## Required task
Can you echo the material's lines from the one containing "text: Alphanumeric characters, the" through the one containing "divider — [80, 113, 1000, 116]", both included, with nothing altered?
─── Provided information
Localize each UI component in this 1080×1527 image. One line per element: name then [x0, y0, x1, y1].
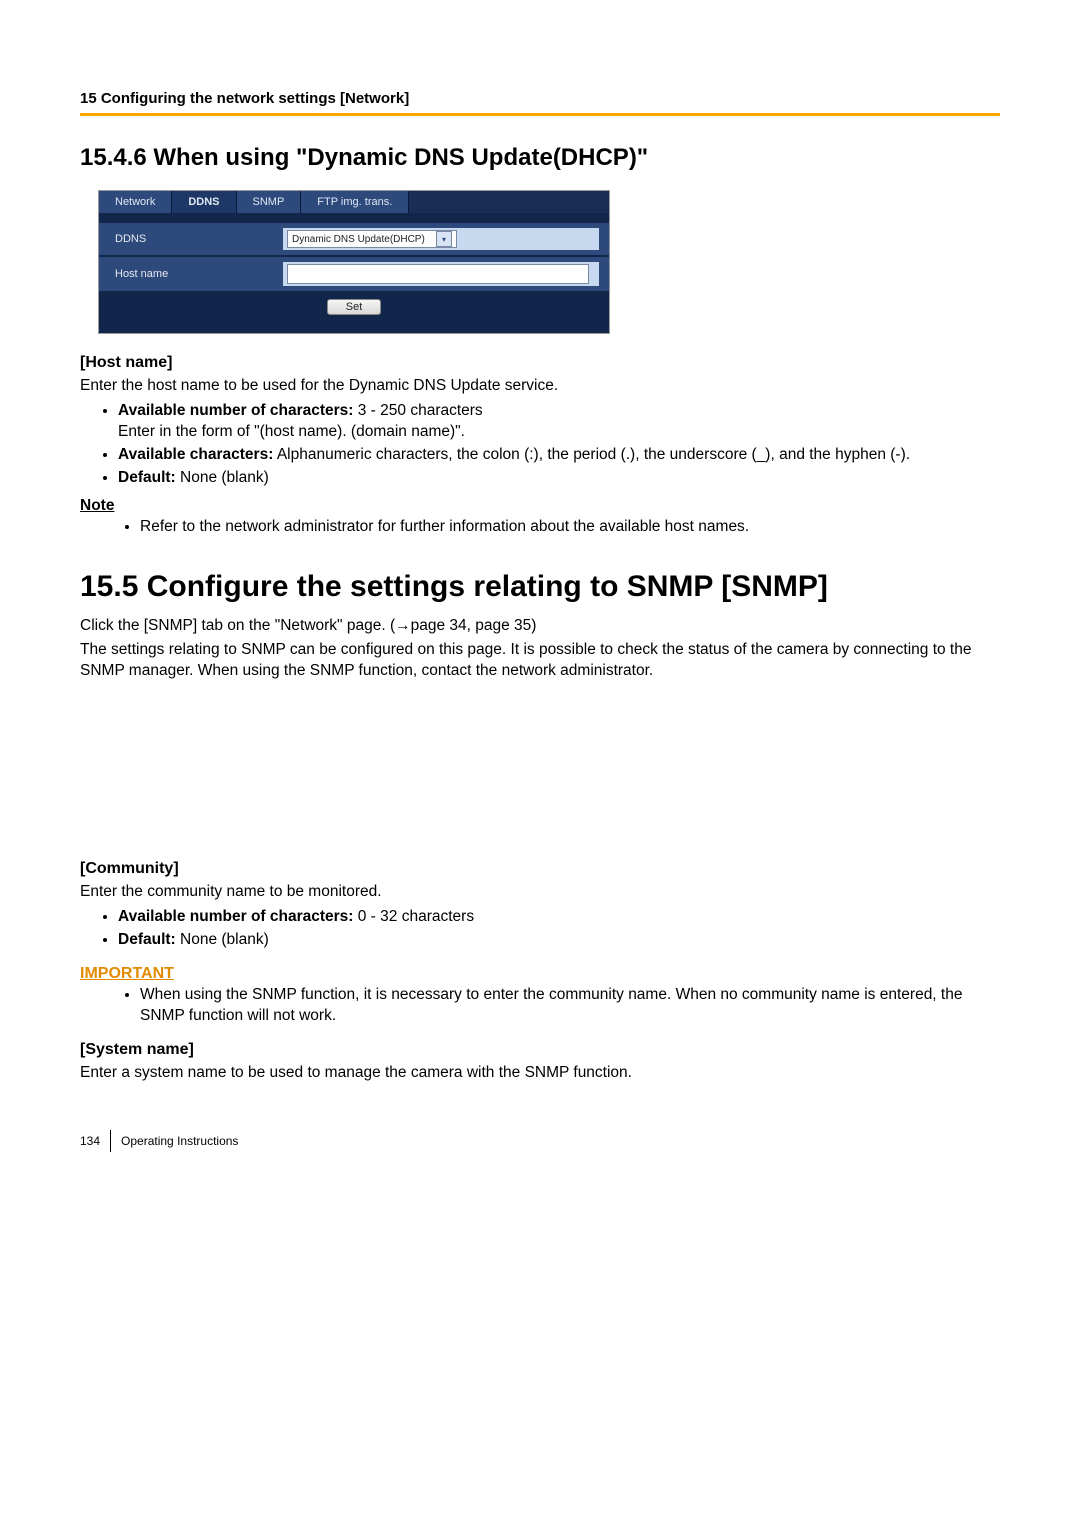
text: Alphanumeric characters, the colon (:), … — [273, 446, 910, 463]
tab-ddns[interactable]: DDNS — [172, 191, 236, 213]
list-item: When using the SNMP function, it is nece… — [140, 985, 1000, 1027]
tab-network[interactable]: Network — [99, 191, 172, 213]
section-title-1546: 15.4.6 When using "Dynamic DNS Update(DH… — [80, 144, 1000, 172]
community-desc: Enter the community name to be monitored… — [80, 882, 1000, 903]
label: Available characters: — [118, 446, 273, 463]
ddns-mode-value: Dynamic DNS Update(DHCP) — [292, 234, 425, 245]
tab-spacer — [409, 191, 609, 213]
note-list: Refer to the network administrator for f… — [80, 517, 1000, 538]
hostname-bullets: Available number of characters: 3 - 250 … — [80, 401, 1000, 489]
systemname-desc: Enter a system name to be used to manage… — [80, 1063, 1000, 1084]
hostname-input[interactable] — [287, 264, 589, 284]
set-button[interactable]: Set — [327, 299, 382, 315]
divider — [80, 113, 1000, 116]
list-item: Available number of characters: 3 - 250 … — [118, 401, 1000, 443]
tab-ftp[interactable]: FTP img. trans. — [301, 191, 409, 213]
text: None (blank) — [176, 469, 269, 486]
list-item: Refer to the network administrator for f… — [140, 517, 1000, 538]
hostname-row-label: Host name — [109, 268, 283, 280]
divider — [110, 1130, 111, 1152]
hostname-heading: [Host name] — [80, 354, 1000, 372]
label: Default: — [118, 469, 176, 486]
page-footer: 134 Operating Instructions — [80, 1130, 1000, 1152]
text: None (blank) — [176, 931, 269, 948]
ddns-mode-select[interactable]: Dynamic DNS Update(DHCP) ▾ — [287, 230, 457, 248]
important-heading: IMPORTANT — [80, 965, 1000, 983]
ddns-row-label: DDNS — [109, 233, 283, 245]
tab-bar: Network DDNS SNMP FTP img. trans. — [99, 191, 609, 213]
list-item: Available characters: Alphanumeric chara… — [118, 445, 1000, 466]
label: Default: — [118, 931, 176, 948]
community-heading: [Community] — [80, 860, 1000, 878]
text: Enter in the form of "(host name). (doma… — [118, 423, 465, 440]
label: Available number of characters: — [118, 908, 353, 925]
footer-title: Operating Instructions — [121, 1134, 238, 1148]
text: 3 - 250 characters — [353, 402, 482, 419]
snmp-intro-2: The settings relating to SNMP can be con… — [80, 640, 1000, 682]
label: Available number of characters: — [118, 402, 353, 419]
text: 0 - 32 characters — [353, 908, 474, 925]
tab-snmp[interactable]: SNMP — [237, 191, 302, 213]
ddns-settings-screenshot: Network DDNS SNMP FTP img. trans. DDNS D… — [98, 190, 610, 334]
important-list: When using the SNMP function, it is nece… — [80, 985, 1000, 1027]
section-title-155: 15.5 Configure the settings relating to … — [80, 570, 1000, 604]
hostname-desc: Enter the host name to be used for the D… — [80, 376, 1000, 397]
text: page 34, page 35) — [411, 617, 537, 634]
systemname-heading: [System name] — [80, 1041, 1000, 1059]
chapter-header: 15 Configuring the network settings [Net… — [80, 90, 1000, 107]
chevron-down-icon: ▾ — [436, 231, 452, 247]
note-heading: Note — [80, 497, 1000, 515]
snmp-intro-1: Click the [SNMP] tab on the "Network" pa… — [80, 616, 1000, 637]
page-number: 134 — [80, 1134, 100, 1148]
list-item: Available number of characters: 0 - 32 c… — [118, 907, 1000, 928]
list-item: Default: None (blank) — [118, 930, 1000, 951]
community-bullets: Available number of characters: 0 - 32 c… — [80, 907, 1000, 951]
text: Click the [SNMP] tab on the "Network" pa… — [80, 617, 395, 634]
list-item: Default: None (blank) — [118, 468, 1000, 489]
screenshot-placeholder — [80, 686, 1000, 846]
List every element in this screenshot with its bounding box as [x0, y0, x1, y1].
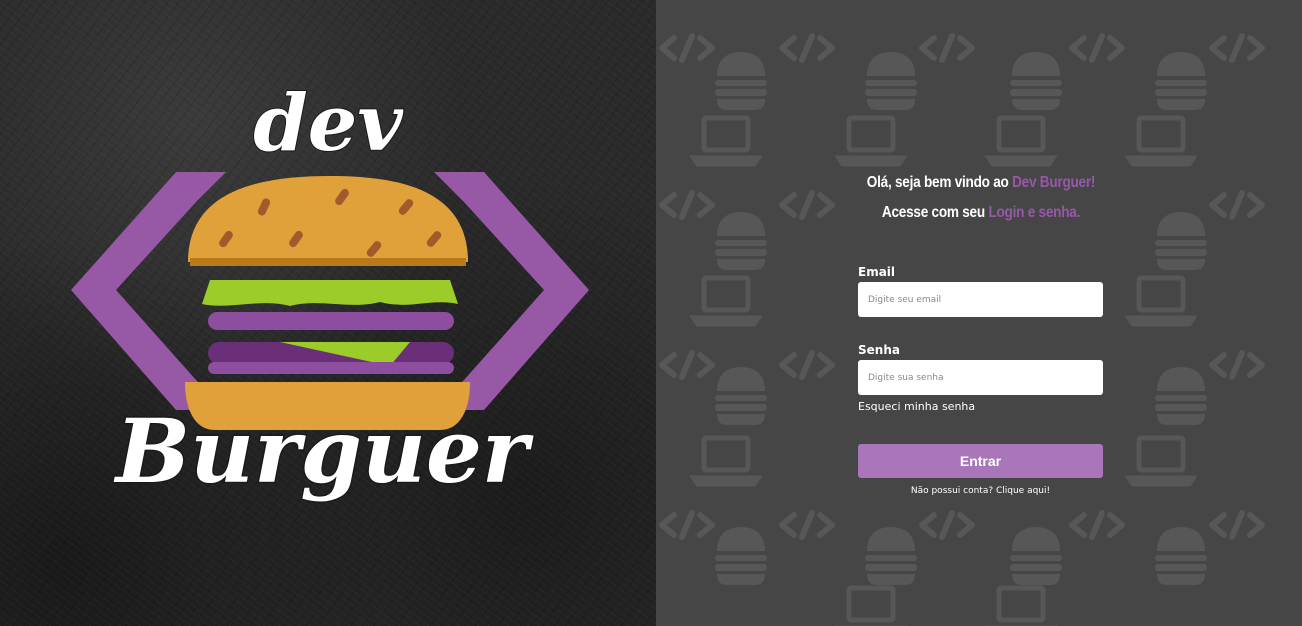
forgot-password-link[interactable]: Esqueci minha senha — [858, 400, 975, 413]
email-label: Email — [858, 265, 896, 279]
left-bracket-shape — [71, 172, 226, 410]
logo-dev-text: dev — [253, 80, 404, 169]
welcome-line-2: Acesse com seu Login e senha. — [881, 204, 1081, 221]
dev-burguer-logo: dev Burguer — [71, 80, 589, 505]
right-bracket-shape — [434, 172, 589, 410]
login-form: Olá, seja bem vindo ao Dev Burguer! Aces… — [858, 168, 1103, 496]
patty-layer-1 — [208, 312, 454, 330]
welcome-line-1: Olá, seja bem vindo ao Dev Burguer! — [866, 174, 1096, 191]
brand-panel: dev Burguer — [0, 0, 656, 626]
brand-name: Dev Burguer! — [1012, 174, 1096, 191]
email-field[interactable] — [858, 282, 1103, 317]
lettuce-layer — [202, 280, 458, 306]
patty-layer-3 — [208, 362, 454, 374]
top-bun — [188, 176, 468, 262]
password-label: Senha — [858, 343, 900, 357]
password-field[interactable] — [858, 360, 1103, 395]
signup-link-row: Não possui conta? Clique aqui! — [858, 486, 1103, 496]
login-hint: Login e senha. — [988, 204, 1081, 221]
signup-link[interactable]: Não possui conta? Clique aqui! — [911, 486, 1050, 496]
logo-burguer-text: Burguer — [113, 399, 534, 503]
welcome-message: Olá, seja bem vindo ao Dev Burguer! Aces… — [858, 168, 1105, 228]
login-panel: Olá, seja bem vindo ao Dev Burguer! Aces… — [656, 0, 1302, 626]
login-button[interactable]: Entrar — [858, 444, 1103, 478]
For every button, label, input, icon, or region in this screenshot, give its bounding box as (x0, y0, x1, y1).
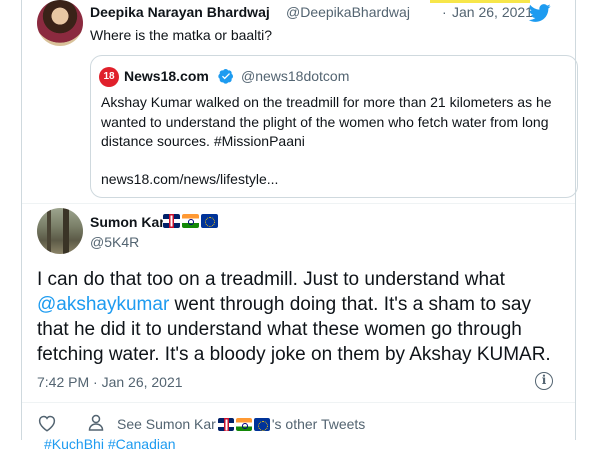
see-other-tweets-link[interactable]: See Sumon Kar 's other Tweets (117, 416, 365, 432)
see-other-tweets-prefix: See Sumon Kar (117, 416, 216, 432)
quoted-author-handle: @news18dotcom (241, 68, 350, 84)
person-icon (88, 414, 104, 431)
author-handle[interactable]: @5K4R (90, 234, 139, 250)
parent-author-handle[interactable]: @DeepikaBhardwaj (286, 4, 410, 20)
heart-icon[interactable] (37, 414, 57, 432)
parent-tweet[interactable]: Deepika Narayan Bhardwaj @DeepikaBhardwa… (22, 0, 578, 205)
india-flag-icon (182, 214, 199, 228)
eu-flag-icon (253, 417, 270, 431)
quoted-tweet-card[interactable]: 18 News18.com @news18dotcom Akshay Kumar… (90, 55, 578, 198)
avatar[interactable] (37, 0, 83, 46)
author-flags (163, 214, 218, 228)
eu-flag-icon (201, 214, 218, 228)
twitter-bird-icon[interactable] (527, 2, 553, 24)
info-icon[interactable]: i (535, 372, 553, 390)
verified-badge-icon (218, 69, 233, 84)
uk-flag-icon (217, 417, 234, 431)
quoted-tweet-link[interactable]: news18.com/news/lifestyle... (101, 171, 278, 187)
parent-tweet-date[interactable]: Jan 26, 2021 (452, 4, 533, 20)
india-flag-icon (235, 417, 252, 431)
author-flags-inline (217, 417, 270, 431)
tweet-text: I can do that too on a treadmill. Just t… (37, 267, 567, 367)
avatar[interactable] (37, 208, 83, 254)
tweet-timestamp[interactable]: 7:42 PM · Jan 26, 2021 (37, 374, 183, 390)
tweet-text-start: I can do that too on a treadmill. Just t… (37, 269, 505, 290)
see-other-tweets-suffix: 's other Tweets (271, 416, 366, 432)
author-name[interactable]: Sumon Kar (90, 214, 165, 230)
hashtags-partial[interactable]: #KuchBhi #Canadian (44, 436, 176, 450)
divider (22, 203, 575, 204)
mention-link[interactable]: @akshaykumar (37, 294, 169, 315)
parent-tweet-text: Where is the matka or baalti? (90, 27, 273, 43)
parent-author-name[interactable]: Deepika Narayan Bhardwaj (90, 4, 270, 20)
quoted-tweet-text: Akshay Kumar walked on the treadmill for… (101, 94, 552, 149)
──────
## Exercise result
text: Alphanumeric characters, the colon (:), … — [273, 446, 910, 463]
tab-ddns[interactable]: DDNS — [172, 191, 236, 213]
list-item: When using the SNMP function, it is nece… — [140, 985, 1000, 1027]
tab-network[interactable]: Network — [99, 191, 172, 213]
section-title-1546: 15.4.6 When using "Dynamic DNS Update(DH… — [80, 144, 1000, 172]
community-desc: Enter the community name to be monitored… — [80, 882, 1000, 903]
label: Available characters: — [118, 446, 273, 463]
ddns-mode-value: Dynamic DNS Update(DHCP) — [292, 234, 425, 245]
tab-spacer — [409, 191, 609, 213]
note-list: Refer to the network administrator for f… — [80, 517, 1000, 538]
hostname-bullets: Available number of characters: 3 - 250 … — [80, 401, 1000, 489]
systemname-desc: Enter a system name to be used to manage… — [80, 1063, 1000, 1084]
hostname-input[interactable] — [287, 264, 589, 284]
set-button[interactable]: Set — [327, 299, 382, 315]
divider — [80, 113, 1000, 116]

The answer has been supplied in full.